_Aim_. Find each line in the following listing that has the string "Глава", then state the count and nothing else.

---------- Stored records

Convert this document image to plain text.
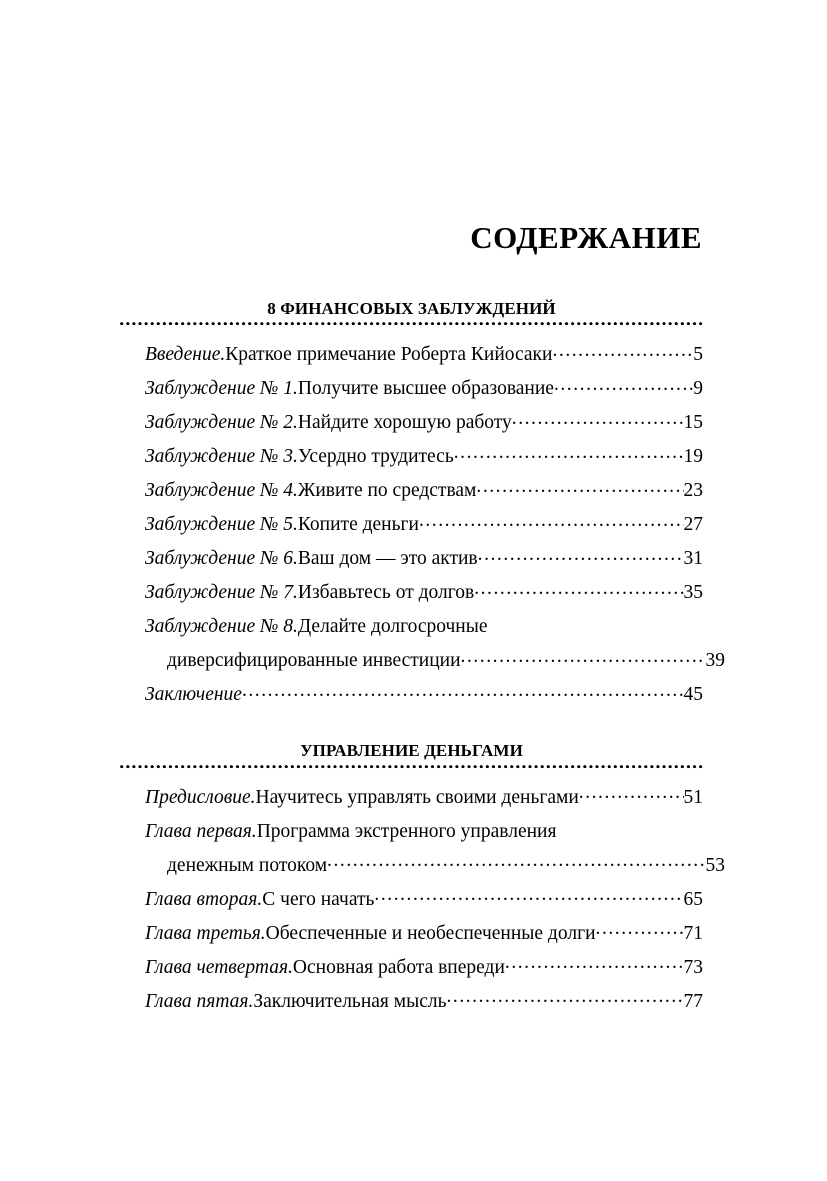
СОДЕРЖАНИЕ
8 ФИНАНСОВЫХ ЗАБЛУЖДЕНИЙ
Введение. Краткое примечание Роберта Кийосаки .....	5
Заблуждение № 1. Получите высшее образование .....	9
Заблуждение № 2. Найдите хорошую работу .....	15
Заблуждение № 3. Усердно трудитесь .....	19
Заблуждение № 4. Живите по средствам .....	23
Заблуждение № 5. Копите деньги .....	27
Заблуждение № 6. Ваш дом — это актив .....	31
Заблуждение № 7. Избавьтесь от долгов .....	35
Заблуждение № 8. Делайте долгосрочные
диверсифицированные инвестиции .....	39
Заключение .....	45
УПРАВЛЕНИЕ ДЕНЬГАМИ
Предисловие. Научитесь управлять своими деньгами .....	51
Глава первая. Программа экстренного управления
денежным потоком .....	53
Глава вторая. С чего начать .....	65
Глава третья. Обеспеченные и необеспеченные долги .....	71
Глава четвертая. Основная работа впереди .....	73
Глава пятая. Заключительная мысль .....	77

--------------------

_Solution to this problem_. 5